== TASK STATEMENT ==
Quote the data below in full, minus the images.

== Stored data entries ==
>>>>>

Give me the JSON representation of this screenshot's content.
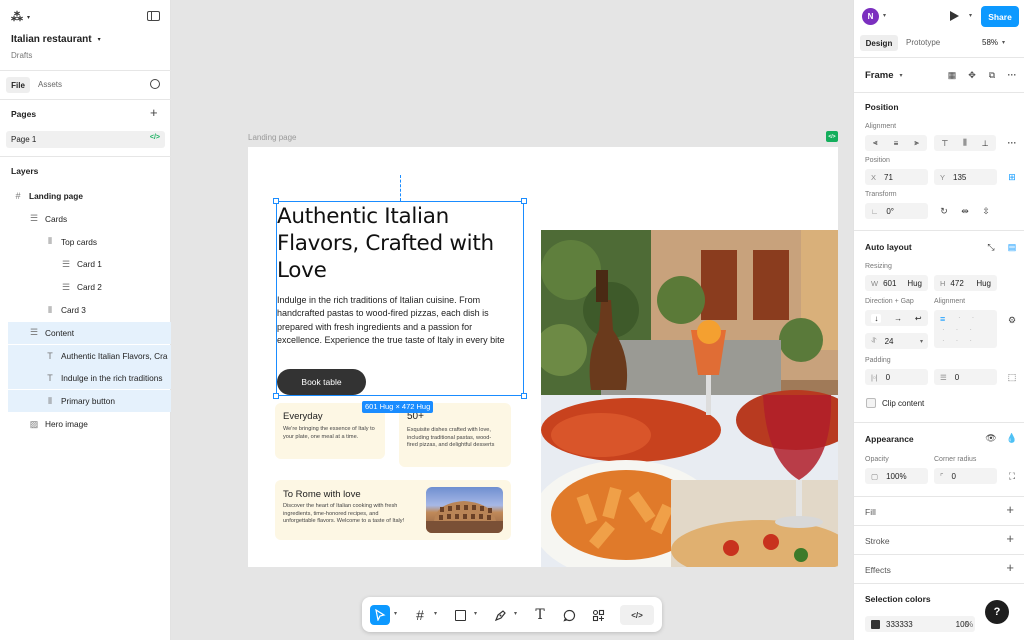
{
  "left": {
    "file_name": "Italian restaurant",
    "location": "Drafts",
    "tabs": [
      "File",
      "Assets"
    ],
    "pages_heading": "Pages",
    "page_item": "Page 1",
    "layers_heading": "Layers",
    "layers": [
      {
        "label": "Landing page",
        "indent": 0,
        "icon": "grid-icon",
        "bold": true
      },
      {
        "label": "Cards",
        "indent": 1,
        "icon": "auto-layout-icon"
      },
      {
        "label": "Top cards",
        "indent": 2,
        "icon": "auto-layout-h-icon"
      },
      {
        "label": "Card 1",
        "indent": 3,
        "icon": "auto-layout-icon"
      },
      {
        "label": "Card 2",
        "indent": 3,
        "icon": "auto-layout-icon"
      },
      {
        "label": "Card 3",
        "indent": 2,
        "icon": "auto-layout-h-icon"
      },
      {
        "label": "Content",
        "indent": 1,
        "icon": "auto-layout-icon",
        "selected": true
      },
      {
        "label": "Authentic Italian Flavors, Cra",
        "indent": 2,
        "icon": "text-icon",
        "selected": true
      },
      {
        "label": "Indulge in the rich traditions",
        "indent": 2,
        "icon": "text-icon",
        "selected": true
      },
      {
        "label": "Primary button",
        "indent": 2,
        "icon": "auto-layout-h-icon",
        "selected": true
      },
      {
        "label": "Hero image",
        "indent": 1,
        "icon": "image-icon"
      }
    ]
  },
  "canvas": {
    "frame_label": "Landing page",
    "heading": "Authentic Italian Flavors, Crafted with Love",
    "body": "Indulge in the rich traditions of Italian cuisine. From handcrafted pastas to wood-fired pizzas, each dish is prepared with fresh ingredients and a passion for excellence. Experience the true taste of Italy in every bite",
    "button": "Book table",
    "size_badge": "601 Hug × 472 Hug",
    "cards": [
      {
        "title": "Everyday",
        "desc": "We're bringing the essence of Italy to your plate, one meal at a time."
      },
      {
        "title": "50+",
        "desc": "Exquisite dishes crafted with love, including traditional pastas, wood-fired pizzas, and delightful desserts"
      },
      {
        "title": "To Rome with love",
        "desc": "Discover the heart of Italian cooking with fresh ingredients, time-honored recipes, and unforgettable flavors. Welcome to a taste of Italy!"
      }
    ]
  },
  "toolbar": {
    "icons": [
      "move-icon",
      "frame-icon",
      "rectangle-icon",
      "pen-icon",
      "text-icon",
      "comment-icon",
      "actions-icon",
      "dev-mode-icon"
    ]
  },
  "right": {
    "avatar": "N",
    "share": "Share",
    "tabs": [
      "Design",
      "Prototype"
    ],
    "zoom": "58%",
    "frame_dropdown": "Frame",
    "position_heading": "Position",
    "alignment_label": "Alignment",
    "position_label": "Position",
    "x_prefix": "X",
    "x": "71",
    "y_prefix": "Y",
    "y": "135",
    "transform_label": "Transform",
    "rotation": "0°",
    "auto_layout_heading": "Auto layout",
    "resizing_label": "Resizing",
    "w_prefix": "W",
    "w": "601",
    "w_mode": "Hug",
    "h_prefix": "H",
    "h": "472",
    "h_mode": "Hug",
    "direction_label": "Direction + Gap",
    "alignment2_label": "Alignment",
    "gap": "24",
    "padding_label": "Padding",
    "pad_h": "0",
    "pad_v": "0",
    "clip_content": "Clip content",
    "appearance_heading": "Appearance",
    "opacity_label": "Opacity",
    "corner_label": "Corner radius",
    "opacity": "100%",
    "corner": "0",
    "fill": "Fill",
    "stroke": "Stroke",
    "effects": "Effects",
    "selection_colors": "Selection colors",
    "color_hex": "333333",
    "color_opacity": "100",
    "percent": "%",
    "help": "?"
  },
  "colors": {
    "accent": "#0d99ff",
    "selection_blue": "#1a8cff",
    "button_dark": "#333333",
    "card_bg": "#fdf7e4",
    "dev_green": "#14ae5c"
  }
}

<<<<<

== IN RESPONSE ==
Give me the JSON representation of this screenshot's content.
{
  "left": {
    "file_name": "Italian restaurant",
    "location": "Drafts",
    "tabs": [
      "File",
      "Assets"
    ],
    "pages_heading": "Pages",
    "page_item": "Page 1",
    "layers_heading": "Layers",
    "layers": [
      {
        "label": "Landing page",
        "indent": 0,
        "icon": "grid-icon",
        "bold": true
      },
      {
        "label": "Cards",
        "indent": 1,
        "icon": "auto-layout-icon"
      },
      {
        "label": "Top cards",
        "indent": 2,
        "icon": "auto-layout-h-icon"
      },
      {
        "label": "Card 1",
        "indent": 3,
        "icon": "auto-layout-icon"
      },
      {
        "label": "Card 2",
        "indent": 3,
        "icon": "auto-layout-icon"
      },
      {
        "label": "Card 3",
        "indent": 2,
        "icon": "auto-layout-h-icon"
      },
      {
        "label": "Content",
        "indent": 1,
        "icon": "auto-layout-icon",
        "selected": true
      },
      {
        "label": "Authentic Italian Flavors, Cra",
        "indent": 2,
        "icon": "text-icon",
        "selected": true
      },
      {
        "label": "Indulge in the rich traditions",
        "indent": 2,
        "icon": "text-icon",
        "selected": true
      },
      {
        "label": "Primary button",
        "indent": 2,
        "icon": "auto-layout-h-icon",
        "selected": true
      },
      {
        "label": "Hero image",
        "indent": 1,
        "icon": "image-icon"
      }
    ]
  },
  "canvas": {
    "frame_label": "Landing page",
    "heading": "Authentic Italian Flavors, Crafted with Love",
    "body": "Indulge in the rich traditions of Italian cuisine. From handcrafted pastas to wood-fired pizzas, each dish is prepared with fresh ingredients and a passion for excellence. Experience the true taste of Italy in every bite",
    "button": "Book table",
    "size_badge": "601 Hug × 472 Hug",
    "cards": [
      {
        "title": "Everyday",
        "desc": "We're bringing the essence of Italy to your plate, one meal at a time."
      },
      {
        "title": "50+",
        "desc": "Exquisite dishes crafted with love, including traditional pastas, wood-fired pizzas, and delightful desserts"
      },
      {
        "title": "To Rome with love",
        "desc": "Discover the heart of Italian cooking with fresh ingredients, time-honored recipes, and unforgettable flavors. Welcome to a taste of Italy!"
      }
    ]
  },
  "toolbar": {
    "icons": [
      "move-icon",
      "frame-icon",
      "rectangle-icon",
      "pen-icon",
      "text-icon",
      "comment-icon",
      "actions-icon",
      "dev-mode-icon"
    ]
  },
  "right": {
    "avatar": "N",
    "share": "Share",
    "tabs": [
      "Design",
      "Prototype"
    ],
    "zoom": "58%",
    "frame_dropdown": "Frame",
    "position_heading": "Position",
    "alignment_label": "Alignment",
    "position_label": "Position",
    "x_prefix": "X",
    "x": "71",
    "y_prefix": "Y",
    "y": "135",
    "transform_label": "Transform",
    "rotation": "0°",
    "auto_layout_heading": "Auto layout",
    "resizing_label": "Resizing",
    "w_prefix": "W",
    "w": "601",
    "w_mode": "Hug",
    "h_prefix": "H",
    "h": "472",
    "h_mode": "Hug",
    "direction_label": "Direction + Gap",
    "alignment2_label": "Alignment",
    "gap": "24",
    "padding_label": "Padding",
    "pad_h": "0",
    "pad_v": "0",
    "clip_content": "Clip content",
    "appearance_heading": "Appearance",
    "opacity_label": "Opacity",
    "corner_label": "Corner radius",
    "opacity": "100%",
    "corner": "0",
    "fill": "Fill",
    "stroke": "Stroke",
    "effects": "Effects",
    "selection_colors": "Selection colors",
    "color_hex": "333333",
    "color_opacity": "100",
    "percent": "%",
    "help": "?"
  },
  "colors": {
    "accent": "#0d99ff",
    "selection_blue": "#1a8cff",
    "button_dark": "#333333",
    "card_bg": "#fdf7e4",
    "dev_green": "#14ae5c"
  }
}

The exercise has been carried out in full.